• **Set exercise**
Pull every line that holds the word "mosawar" from the entries.

Extracts from a graphics dataset:
++++++++++++++++++++
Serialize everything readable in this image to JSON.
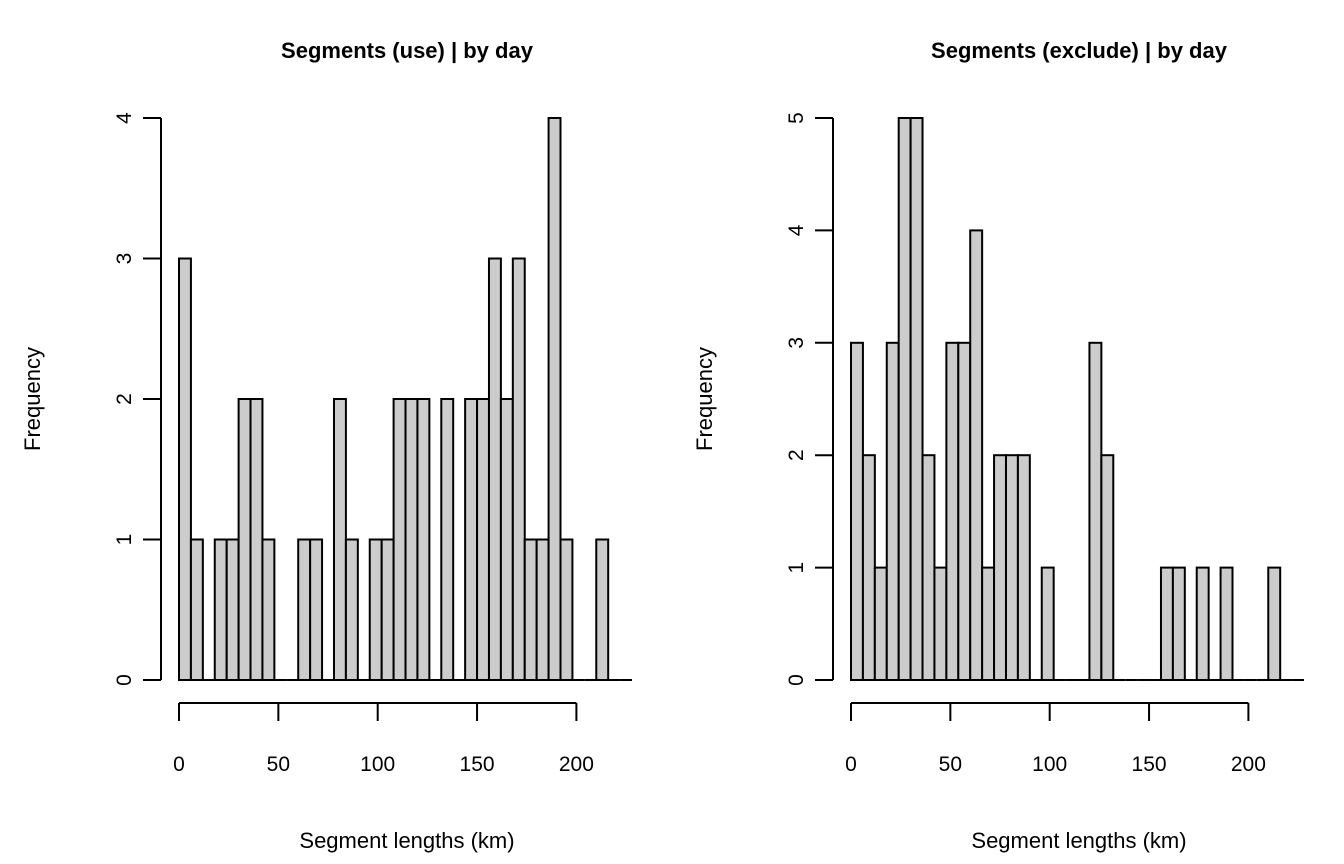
{
  "chart_data": [
    {
      "type": "bar",
      "title": "Segments (use) |  by day",
      "xlabel": "Segment lengths (km)",
      "ylabel": "Frequency",
      "bin_width": 6,
      "bins_start": 0,
      "values": [
        3,
        1,
        0,
        1,
        1,
        2,
        2,
        1,
        0,
        0,
        1,
        1,
        0,
        2,
        1,
        0,
        1,
        1,
        2,
        2,
        2,
        0,
        2,
        0,
        2,
        2,
        3,
        2,
        3,
        1,
        1,
        4,
        1,
        0,
        0,
        1,
        0,
        0
      ],
      "xlim": [
        0,
        228
      ],
      "ylim": [
        0,
        4
      ],
      "xticks": [
        0,
        50,
        100,
        150,
        200
      ],
      "yticks": [
        0,
        1,
        2,
        3,
        4
      ],
      "xtick_labels": [
        "0",
        "50",
        "100",
        "150",
        "200"
      ],
      "ytick_labels": [
        "0",
        "1",
        "2",
        "3",
        "4"
      ],
      "grid": false
    },
    {
      "type": "bar",
      "title": "Segments (exclude) |  by day",
      "xlabel": "Segment lengths (km)",
      "ylabel": "Frequency",
      "bin_width": 6,
      "bins_start": 0,
      "values": [
        3,
        2,
        1,
        3,
        5,
        5,
        2,
        1,
        3,
        3,
        4,
        1,
        2,
        2,
        2,
        0,
        1,
        0,
        0,
        0,
        3,
        2,
        0,
        0,
        0,
        0,
        1,
        1,
        0,
        1,
        0,
        1,
        0,
        0,
        0,
        1,
        0,
        0
      ],
      "xlim": [
        0,
        228
      ],
      "ylim": [
        0,
        5
      ],
      "xticks": [
        0,
        50,
        100,
        150,
        200
      ],
      "yticks": [
        0,
        1,
        2,
        3,
        4,
        5
      ],
      "xtick_labels": [
        "0",
        "50",
        "100",
        "150",
        "200"
      ],
      "ytick_labels": [
        "0",
        "1",
        "2",
        "3",
        "4",
        "5"
      ],
      "grid": false
    }
  ]
}
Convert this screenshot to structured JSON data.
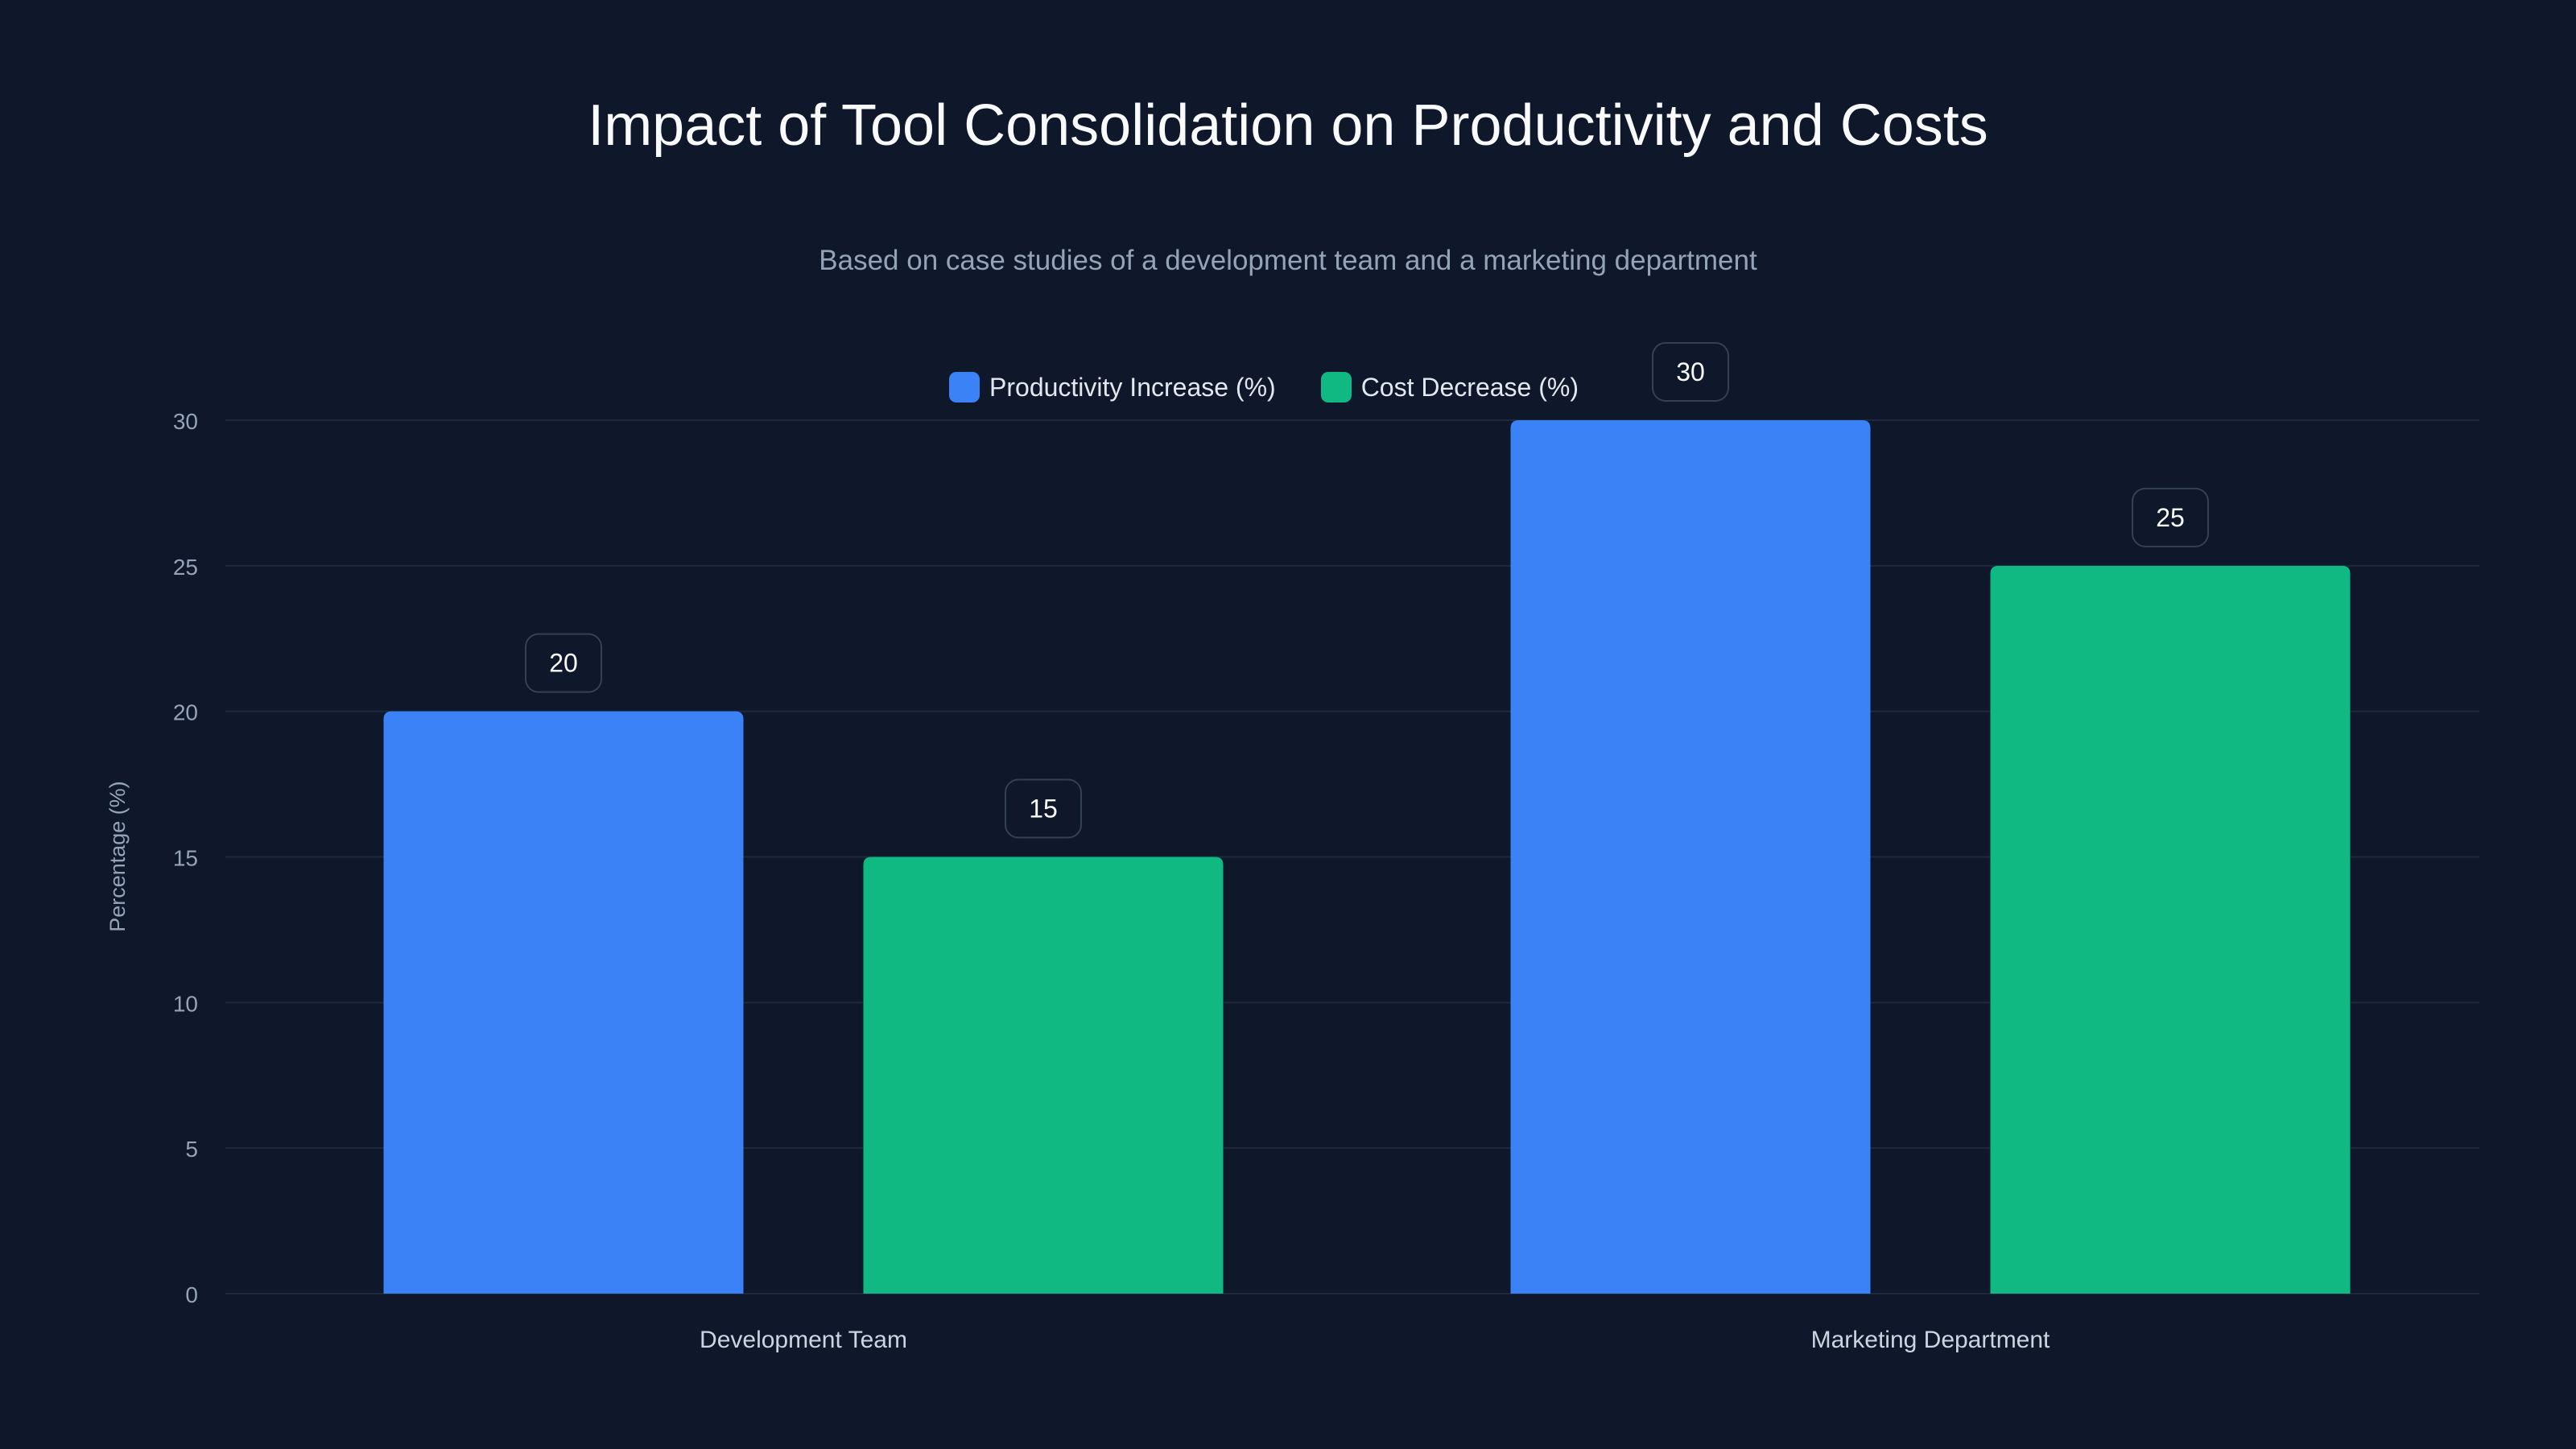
{
  "chart_data": {
    "type": "bar",
    "title": "Impact of Tool Consolidation on Productivity and Costs",
    "subtitle": "Based on case studies of a development team and a marketing department",
    "xlabel": "",
    "ylabel": "Percentage (%)",
    "categories": [
      "Development Team",
      "Marketing Department"
    ],
    "series": [
      {
        "name": "Productivity Increase (%)",
        "color": "#3b82f6",
        "values": [
          20,
          30
        ]
      },
      {
        "name": "Cost Decrease (%)",
        "color": "#10b981",
        "values": [
          15,
          25
        ]
      }
    ],
    "ylim": [
      0,
      30
    ],
    "yticks": [
      "0",
      "5",
      "10",
      "15",
      "20",
      "25",
      "30"
    ],
    "grid": true,
    "legend_position": "top-center",
    "data_labels": true
  }
}
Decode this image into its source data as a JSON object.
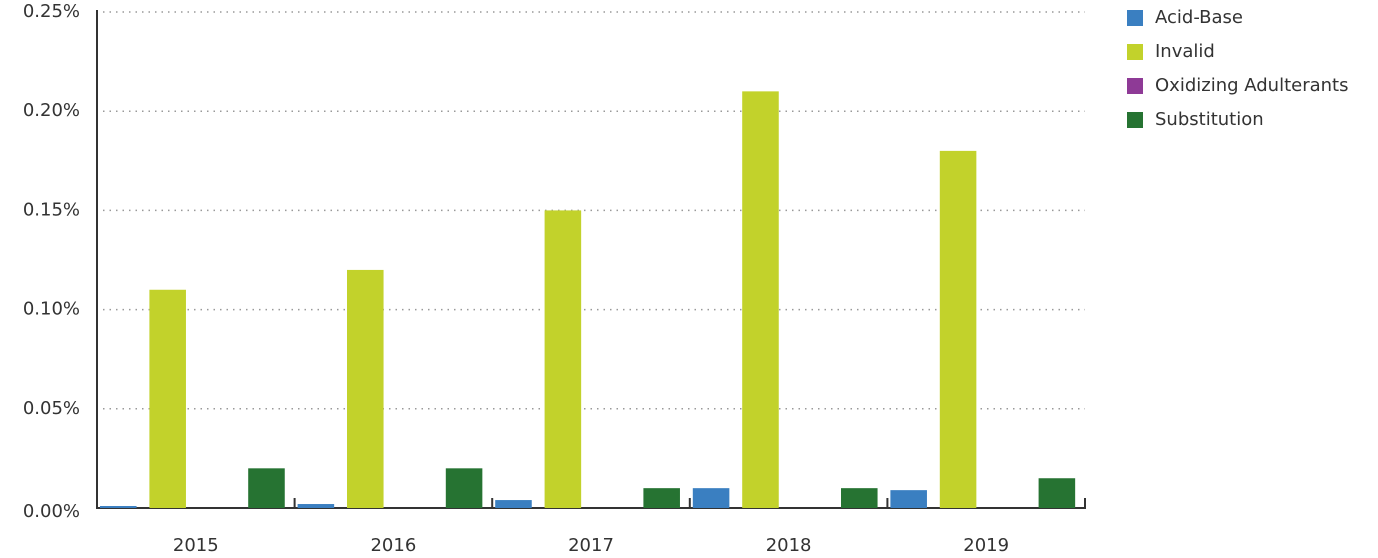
{
  "chart_data": {
    "type": "bar",
    "categories": [
      "2015",
      "2016",
      "2017",
      "2018",
      "2019"
    ],
    "series": [
      {
        "name": "Acid-Base",
        "color": "#3a7fc1",
        "values": [
          0.001,
          0.002,
          0.004,
          0.01,
          0.009
        ]
      },
      {
        "name": "Invalid",
        "color": "#c2d22b",
        "values": [
          0.11,
          0.12,
          0.15,
          0.21,
          0.18
        ]
      },
      {
        "name": "Oxidizing Adulterants",
        "color": "#8e3a96",
        "values": [
          0,
          0,
          0,
          0,
          0
        ]
      },
      {
        "name": "Substitution",
        "color": "#267332",
        "values": [
          0.02,
          0.02,
          0.01,
          0.01,
          0.015
        ]
      }
    ],
    "ylim": [
      0,
      0.25
    ],
    "yticks": [
      {
        "value": 0,
        "label": "0.00%"
      },
      {
        "value": 0.05,
        "label": "0.05%"
      },
      {
        "value": 0.1,
        "label": "0.10%"
      },
      {
        "value": 0.15,
        "label": "0.15%"
      },
      {
        "value": 0.2,
        "label": "0.20%"
      },
      {
        "value": 0.25,
        "label": "0.25%"
      }
    ],
    "grid": true,
    "legend": "top-right"
  }
}
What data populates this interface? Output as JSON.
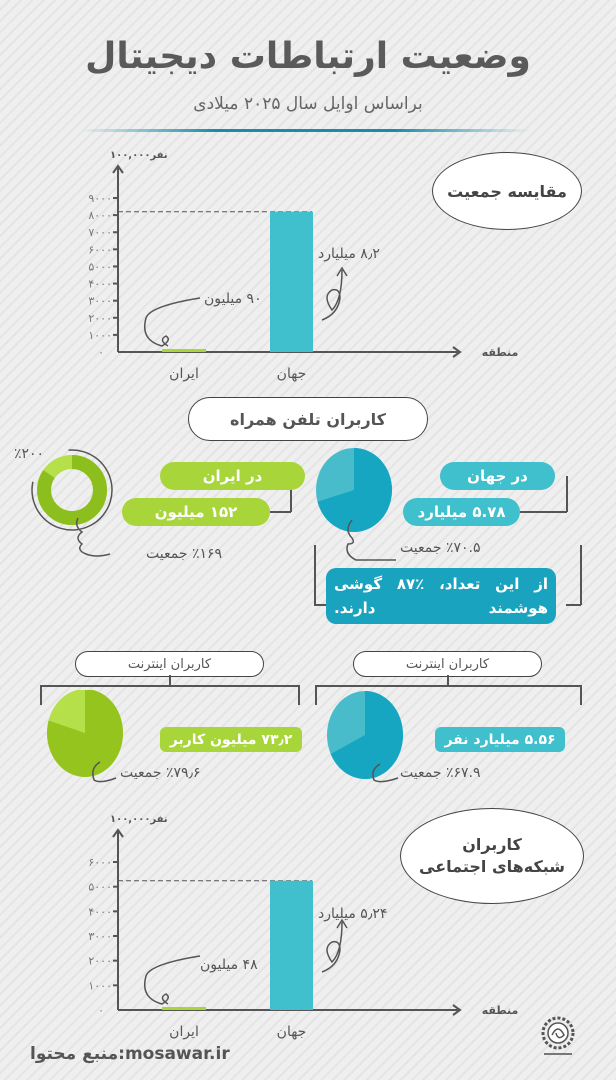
{
  "header": {
    "title": "وضعیت ارتباطات دیجیتال",
    "subtitle": "براساس اوایل سال ۲۰۲۵ میلادی"
  },
  "colors": {
    "iran": "#a8d63a",
    "world": "#40bfcc",
    "world_dark": "#1aa3bf",
    "iran_dark": "#8cbf1e",
    "text": "#555555"
  },
  "population": {
    "badge": "مقایسه جمعیت",
    "world_note": "۸٫۲ میلیارد",
    "iran_note": "۹۰ میلیون"
  },
  "social": {
    "badge_line1": "کاربران",
    "badge_line2": "شبکه‌های اجتماعی",
    "world_note": "۵٫۲۴ میلیارد",
    "iran_note": "۴۸ میلیون"
  },
  "chart_data": [
    {
      "type": "bar",
      "title": "مقایسه جمعیت",
      "ylabel": "۱۰۰,۰۰۰نفر",
      "xlabel": "منطقه",
      "categories": [
        "ایران",
        "جهان"
      ],
      "values": [
        90,
        8200
      ],
      "ylim": [
        0,
        9000
      ],
      "yticks": [
        0,
        1000,
        2000,
        3000,
        4000,
        5000,
        6000,
        7000,
        8000,
        9000
      ],
      "ytick_labels": [
        "۰",
        "۱۰۰۰",
        "۲۰۰۰",
        "۳۰۰۰",
        "۴۰۰۰",
        "۵۰۰۰",
        "۶۰۰۰",
        "۷۰۰۰",
        "۸۰۰۰",
        "۹۰۰۰"
      ],
      "reference_line": 8200,
      "grid": false
    },
    {
      "type": "bar",
      "title": "کاربران شبکه‌های اجتماعی",
      "ylabel": "۱۰۰,۰۰۰نفر",
      "xlabel": "منطقه",
      "categories": [
        "ایران",
        "جهان"
      ],
      "values": [
        48,
        5240
      ],
      "ylim": [
        0,
        6000
      ],
      "yticks": [
        0,
        1000,
        2000,
        3000,
        4000,
        5000,
        6000
      ],
      "ytick_labels": [
        "۰",
        "۱۰۰۰",
        "۲۰۰۰",
        "۳۰۰۰",
        "۴۰۰۰",
        "۵۰۰۰",
        "۶۰۰۰"
      ],
      "reference_line": 5240,
      "grid": false
    }
  ],
  "mobile": {
    "badge": "کاربران تلفن همراه",
    "iran": {
      "label": "در ایران",
      "value": "۱۵۲ میلیون",
      "percent_text": "٪۱۶۹ جمعیت",
      "ring_text": "٪۲۰۰",
      "percent": 169,
      "ring_max": 200
    },
    "world": {
      "label": "در جهان",
      "value": "۵.۷۸ میلیارد",
      "percent_text": "٪۷۰.۵ جمعیت",
      "percent": 70.5
    },
    "smartphone_note": "از این تعداد، ٪۸۷ گوشی هوشمند دارند."
  },
  "internet": {
    "iran": {
      "badge": "کاربران اینترنت",
      "value": "۷۳٫۲ میلیون کاربر",
      "percent_text": "٪۷۹٫۶ جمعیت",
      "percent": 79.6
    },
    "world": {
      "badge": "کاربران اینترنت",
      "value": "۵.۵۶ میلیارد نفر",
      "percent_text": "٪۶۷.۹ جمعیت",
      "percent": 67.9
    }
  },
  "footer": {
    "source": "mosawar.ir:منبع محتوا",
    "logo_text": "mosawar"
  }
}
++++++++++++++++++++
• **Solved exercise**
    "source": "mosawar.ir:منبع محتوا",
    "logo_text": "mosawar"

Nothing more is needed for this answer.